EXERCISE OBJECTIVE
Please write out the material that follows, exactly as it stands.

========

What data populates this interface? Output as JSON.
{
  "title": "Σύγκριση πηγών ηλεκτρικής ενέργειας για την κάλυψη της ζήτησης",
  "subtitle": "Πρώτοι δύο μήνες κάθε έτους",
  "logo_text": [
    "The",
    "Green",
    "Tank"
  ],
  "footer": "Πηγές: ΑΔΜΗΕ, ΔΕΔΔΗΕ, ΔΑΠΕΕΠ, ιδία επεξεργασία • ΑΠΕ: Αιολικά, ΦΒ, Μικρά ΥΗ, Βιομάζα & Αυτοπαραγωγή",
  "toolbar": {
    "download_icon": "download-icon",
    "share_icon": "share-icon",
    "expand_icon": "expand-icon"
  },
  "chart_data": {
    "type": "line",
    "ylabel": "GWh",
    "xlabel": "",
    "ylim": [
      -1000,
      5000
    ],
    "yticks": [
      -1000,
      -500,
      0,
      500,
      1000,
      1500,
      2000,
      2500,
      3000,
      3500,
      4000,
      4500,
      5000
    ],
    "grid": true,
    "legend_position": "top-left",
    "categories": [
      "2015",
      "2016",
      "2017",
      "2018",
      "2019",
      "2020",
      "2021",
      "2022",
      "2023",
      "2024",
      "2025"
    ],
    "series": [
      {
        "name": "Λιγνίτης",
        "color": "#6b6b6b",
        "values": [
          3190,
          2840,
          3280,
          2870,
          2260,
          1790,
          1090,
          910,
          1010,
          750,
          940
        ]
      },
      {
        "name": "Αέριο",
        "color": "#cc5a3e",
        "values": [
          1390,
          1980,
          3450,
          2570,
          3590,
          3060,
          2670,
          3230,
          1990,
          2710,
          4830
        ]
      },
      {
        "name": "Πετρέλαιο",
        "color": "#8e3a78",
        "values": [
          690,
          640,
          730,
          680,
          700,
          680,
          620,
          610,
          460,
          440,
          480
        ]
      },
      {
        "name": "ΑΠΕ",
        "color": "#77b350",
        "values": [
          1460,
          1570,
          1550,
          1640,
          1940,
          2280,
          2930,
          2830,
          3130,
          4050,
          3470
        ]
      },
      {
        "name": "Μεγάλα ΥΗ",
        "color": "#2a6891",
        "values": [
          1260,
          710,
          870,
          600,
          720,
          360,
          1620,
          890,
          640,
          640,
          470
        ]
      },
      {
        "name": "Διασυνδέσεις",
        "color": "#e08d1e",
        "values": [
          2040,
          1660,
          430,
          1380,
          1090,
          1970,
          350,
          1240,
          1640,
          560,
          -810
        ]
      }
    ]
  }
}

========

SOLUTION
What data populates this interface? Output as JSON.
{
  "title": "Σύγκριση πηγών ηλεκτρικής ενέργειας για την κάλυψη της ζήτησης",
  "subtitle": "Πρώτοι δύο μήνες κάθε έτους",
  "logo_text": [
    "The",
    "Green",
    "Tank"
  ],
  "footer": "Πηγές: ΑΔΜΗΕ, ΔΕΔΔΗΕ, ΔΑΠΕΕΠ, ιδία επεξεργασία • ΑΠΕ: Αιολικά, ΦΒ, Μικρά ΥΗ, Βιομάζα & Αυτοπαραγωγή",
  "toolbar": {
    "download_icon": "download-icon",
    "share_icon": "share-icon",
    "expand_icon": "expand-icon"
  },
  "chart_data": {
    "type": "line",
    "ylabel": "GWh",
    "xlabel": "",
    "ylim": [
      -1000,
      5000
    ],
    "yticks": [
      -1000,
      -500,
      0,
      500,
      1000,
      1500,
      2000,
      2500,
      3000,
      3500,
      4000,
      4500,
      5000
    ],
    "grid": true,
    "legend_position": "top-left",
    "categories": [
      "2015",
      "2016",
      "2017",
      "2018",
      "2019",
      "2020",
      "2021",
      "2022",
      "2023",
      "2024",
      "2025"
    ],
    "series": [
      {
        "name": "Λιγνίτης",
        "color": "#6b6b6b",
        "values": [
          3190,
          2840,
          3280,
          2870,
          2260,
          1790,
          1090,
          910,
          1010,
          750,
          940
        ]
      },
      {
        "name": "Αέριο",
        "color": "#cc5a3e",
        "values": [
          1390,
          1980,
          3450,
          2570,
          3590,
          3060,
          2670,
          3230,
          1990,
          2710,
          4830
        ]
      },
      {
        "name": "Πετρέλαιο",
        "color": "#8e3a78",
        "values": [
          690,
          640,
          730,
          680,
          700,
          680,
          620,
          610,
          460,
          440,
          480
        ]
      },
      {
        "name": "ΑΠΕ",
        "color": "#77b350",
        "values": [
          1460,
          1570,
          1550,
          1640,
          1940,
          2280,
          2930,
          2830,
          3130,
          4050,
          3470
        ]
      },
      {
        "name": "Μεγάλα ΥΗ",
        "color": "#2a6891",
        "values": [
          1260,
          710,
          870,
          600,
          720,
          360,
          1620,
          890,
          640,
          640,
          470
        ]
      },
      {
        "name": "Διασυνδέσεις",
        "color": "#e08d1e",
        "values": [
          2040,
          1660,
          430,
          1380,
          1090,
          1970,
          350,
          1240,
          1640,
          560,
          -810
        ]
      }
    ]
  }
}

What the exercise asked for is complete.